• _Vorgegebener Text_
=-=-=
Betrachtungen auf dem Wege nach Nazareth
Auf der Busfahrt nach Nazareth im
biblischen Galiläa geht mir noch mancherlei Bedrückendes aus
„Judäa und Samaria“ durch den Sinn. Ich denke an die
Bild-Eindrücke, die ich beim Durchfahren palästinensischer Städte
gesammelt habe. Den aufmerksamen Palästina- Reisenden begrüßen
auf den Straßen Bethlehems etwa Poster mit der Aufschrift „Welcome
in Bethlehem – Pray for the Freedom of Palestine“. Ich lese
große Hoffnungslosigkeit aus den Zeilen heraus. Soll denn da nur
Beten noch Abhilfe verschaffen können? Sollte ein Schöpfer, der
die Menschen mit Vernunft und Mitgefühl ausgestattet hat, nicht
mehr von uns erwarten, als dass wir beten angesichts der Überfülle
an Leid, das Menschen anderen Menschen wieder einmal antun. Diesmal
tun sie es hier im Lande, an einem Ort, der im Alten Testament als
„ein heilig Land, ein gutes und weites Land, ein Land, darin Milch
und Honig fließt“ (2. Moses, 3) bezeichnet wird. „There is
nothing holy in an occupied city“ steht auf dem nächsten Plakat
geschrieben. Wir nicken zustimmend und denken daran, wie wir am
Vorabend hinter einem Leichentransporter herfahren mussten, der zum
Teil schon seit Jahren tote Märtyrer aus israelischen Gefängnissen
heim zur Bestattung führte.
Allerdings wissen die Menschen zu Hause
in Deutschland recht wenig vom Zynismus solcher Gesten, mittels derer
erreicht werden soll, dass die „Friedensgespräche“, die keine
sind, weitergehen.
Wir Pilger versprechen uns daher
gegenseitig für mehr Öffentlichkeit zu sorgen.
Dazu gehört auch ein Hinweis auf den
jüngsten Bericht von Amnesty International, der Israel für seine
Haftbedingungen stark kritisiert. Dort wird geschlussfolgert, Israel
müsse entweder alle palästinensischen Gefangenen in
Untersuchungshaft freilassen oder ihnen einen Prozess gewähren.
=-=-=
• _Datensätze_
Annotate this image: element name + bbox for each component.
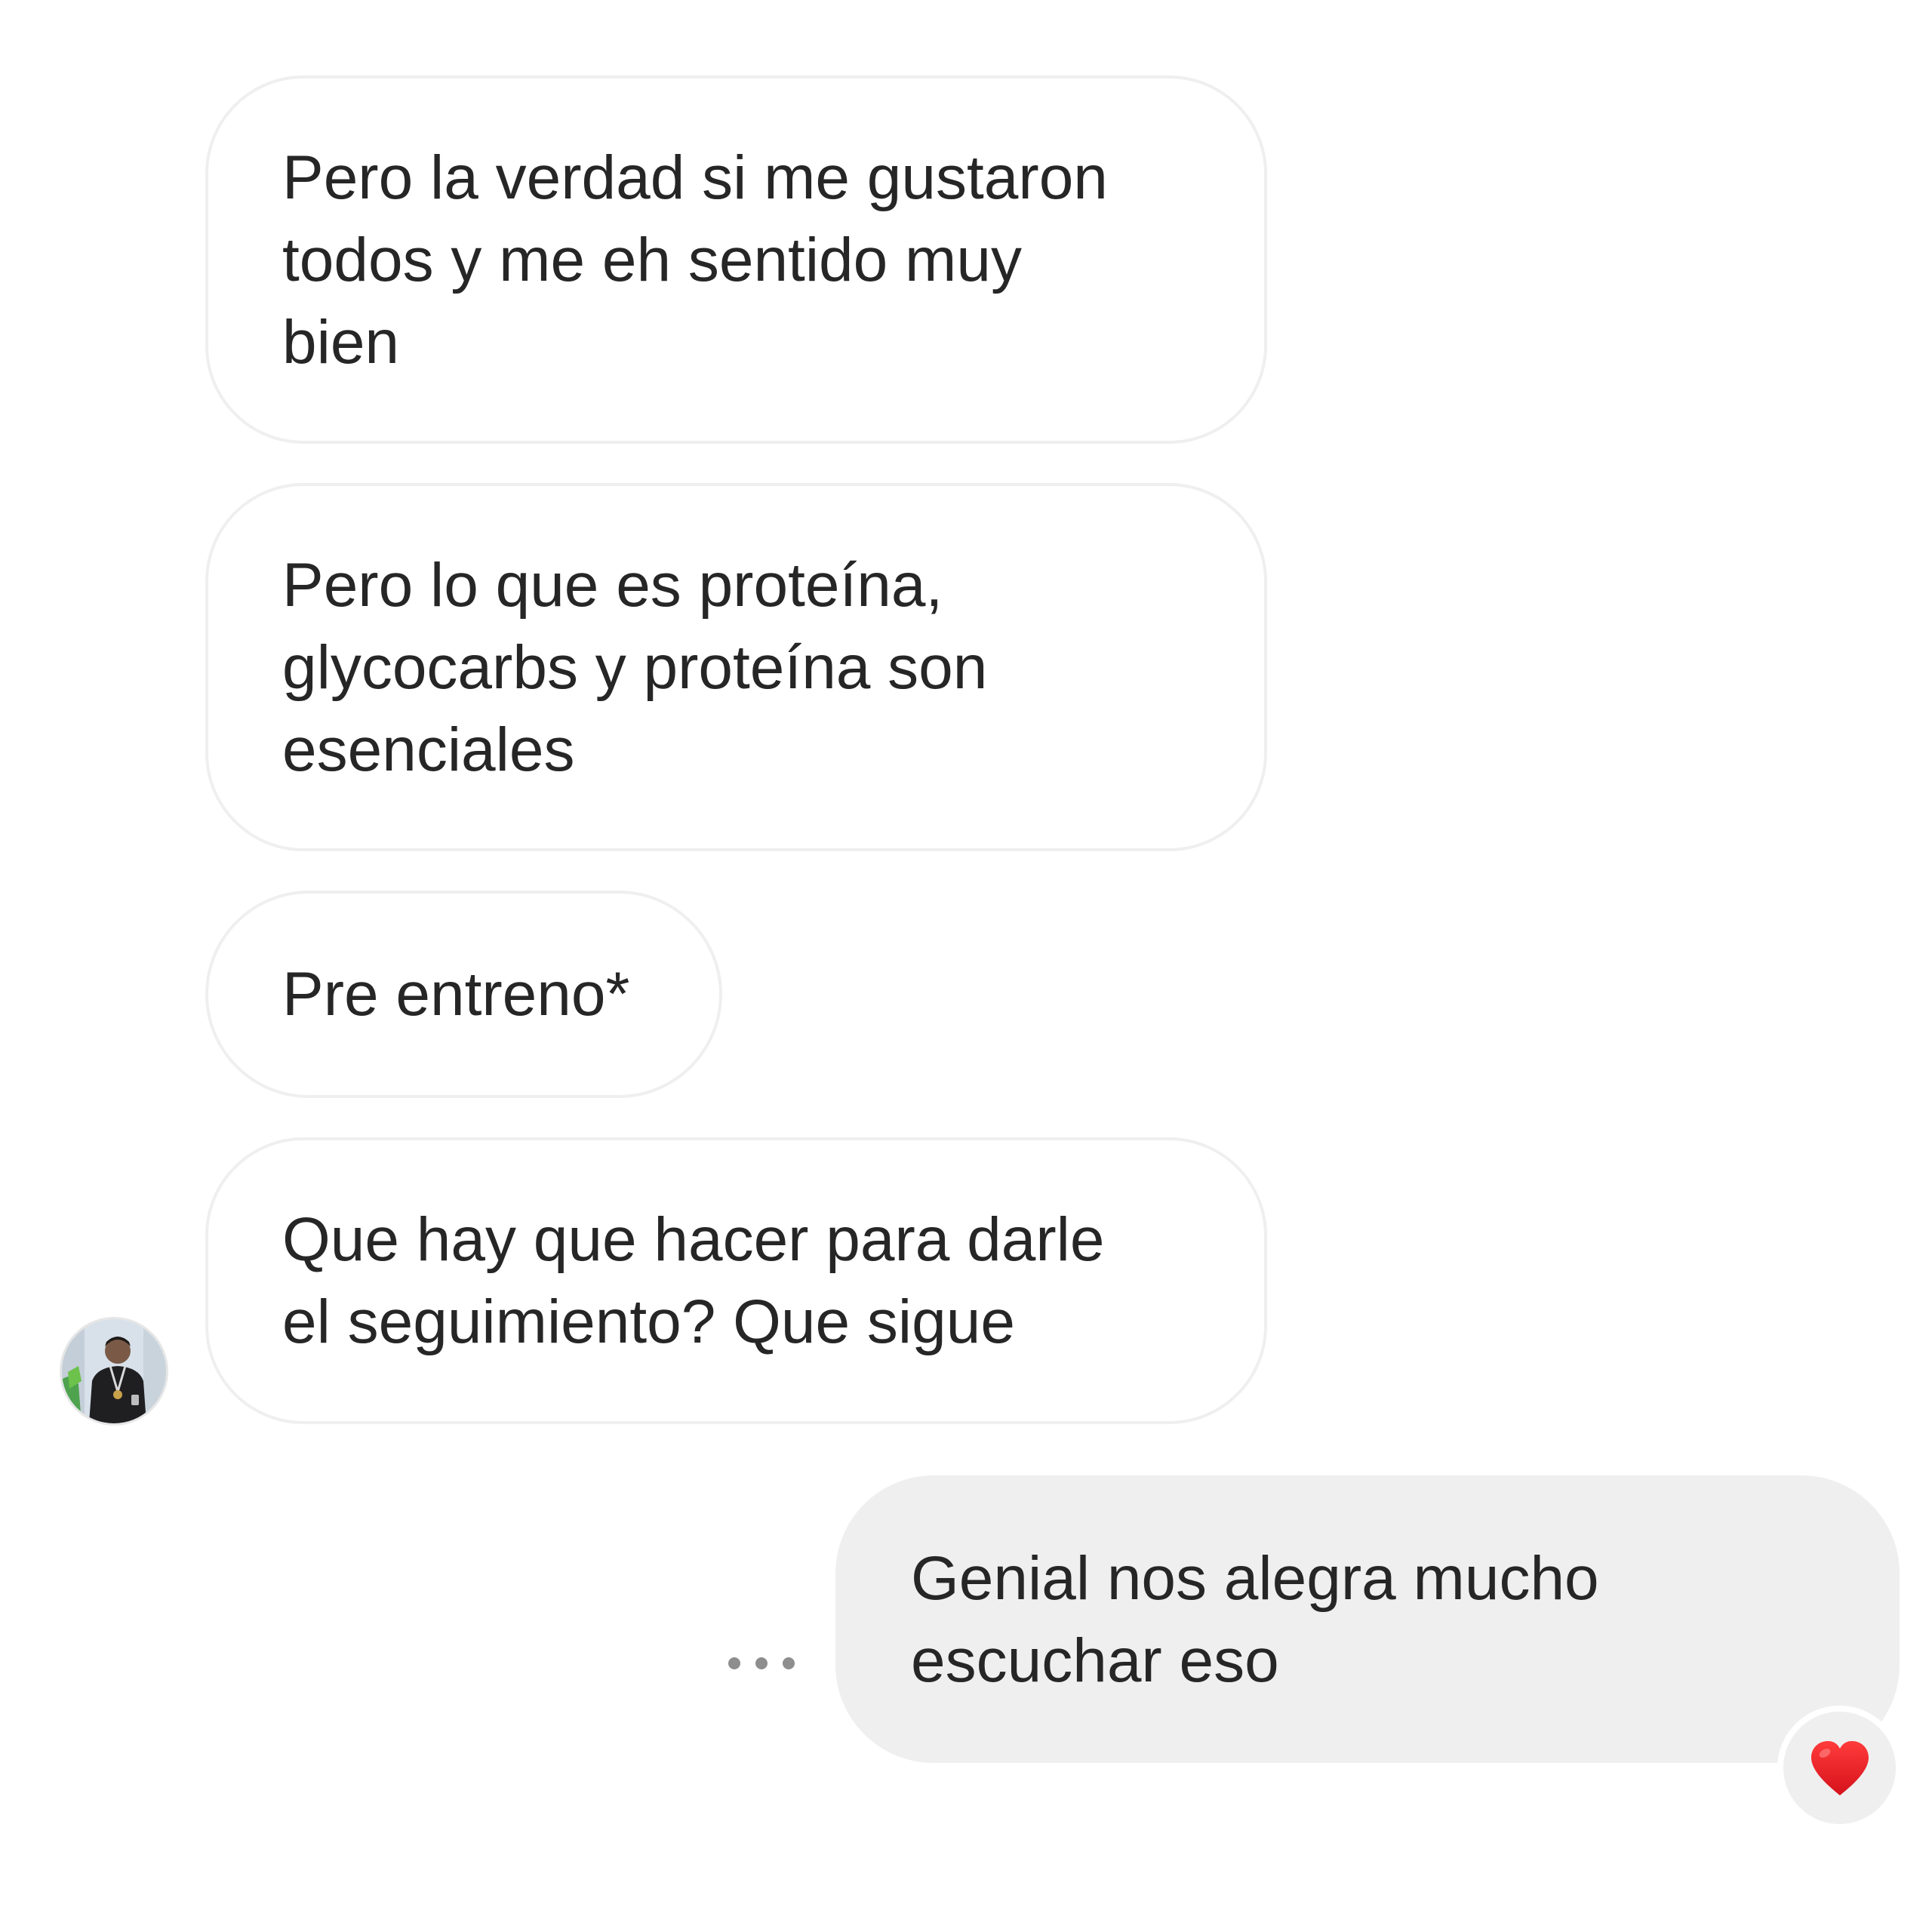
heart-reaction[interactable] <box>1777 1706 1902 1830</box>
message-text: Pero lo que es proteína, glycocarbs y pr… <box>282 550 988 784</box>
incoming-message-bubble[interactable]: Pero lo que es proteína, glycocarbs y pr… <box>205 483 1267 851</box>
message-thread: Pero la verdad si me gustaron todos y me… <box>0 0 1932 1932</box>
message-text: Pre entreno* <box>282 960 630 1029</box>
dot <box>728 1657 740 1669</box>
message-text: Genial nos alegra mucho escuchar eso <box>911 1543 1599 1695</box>
heart-icon <box>1810 1740 1869 1795</box>
message-text: Que hay que hacer para darle el seguimie… <box>282 1205 1105 1356</box>
avatar-photo <box>62 1319 166 1423</box>
dot <box>755 1657 768 1669</box>
incoming-message-bubble[interactable]: Pero la verdad si me gustaron todos y me… <box>205 75 1267 444</box>
message-text: Pero la verdad si me gustaron todos y me… <box>282 143 1108 377</box>
more-options-icon[interactable] <box>728 1653 795 1674</box>
incoming-message-bubble[interactable]: Que hay que hacer para darle el seguimie… <box>205 1137 1267 1424</box>
sender-avatar[interactable] <box>60 1317 168 1426</box>
outgoing-message-bubble[interactable]: Genial nos alegra mucho escuchar eso <box>835 1475 1900 1763</box>
incoming-message-bubble[interactable]: Pre entreno* <box>205 891 722 1098</box>
dot <box>783 1657 795 1669</box>
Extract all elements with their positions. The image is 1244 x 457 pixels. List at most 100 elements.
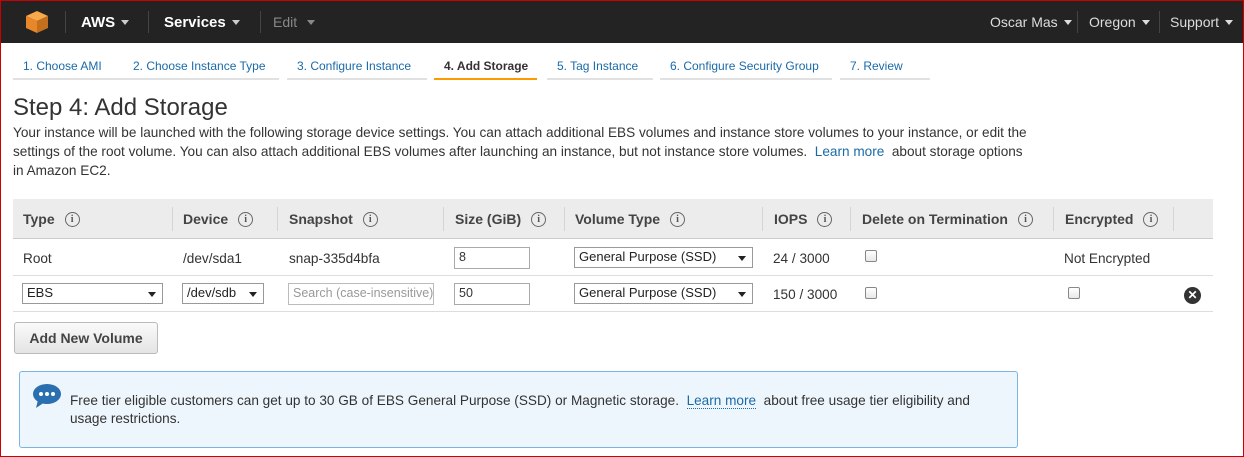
=-=-=
• _Übungsaufgaben_
a - Was muss Israel laut dem im Text über die Fahrt nach Nazareth erwähnten Bericht von Amnesty International mit den palästinensischen Gefangenen in Untersuchungshaft tun?
b - Führen Sie den Text über die Fahrt nach Nazareth im Anschluss an seinen letzten Satz fort.

• _Lösungen_
a - Israel muss sie entweder alle freilassen oder ihnen einen Prozess gewähren.

b -
„Seit Jahrzehnten versucht Amnesty
International Israel dazu zu bewegen, diese Haftstrafen aufzugeben
und die Gefangenen entweder zu entlassen oder ihnen einen fairen
Prozess nach internationalem Recht zu geben," sagt Ann Harrison,
zuständig für Nordafrika und den Nahen Osten bei Amnesty
International.
„Israel hat die Praxis der
Untersuchungshaft – die ursprünglich für stark Terrorverdächtige
vorgesehen war – benutzt um die Rechte der Gefangenen jahrelang mit
Füssen zu treten," so Harrison, „das muss sofort aufhören."
Kein Wassermangel im „Kernland Israel“
Während ich meinen Gedanken nachhänge,
passieren wir die Grenzkontrolle und befinden uns im . Große Weite, fruchtbares Land dank reichlich
verfügbarer Wasservorräte, die man dem Brudervolk vorenthält. Die
Straße führt streckenweise in Sichtnähe der Mauer vorbei, die auf
palästinensischem Westbank-Gebiet erbaut wurde. Wir passieren die
landwirtschaftlich reichen, nördlich gelegenen Regionen der
Westbank, Jenin, Tulkarem und Qalqilia. Traditionell waren dies die
Kornkammern Palästinas.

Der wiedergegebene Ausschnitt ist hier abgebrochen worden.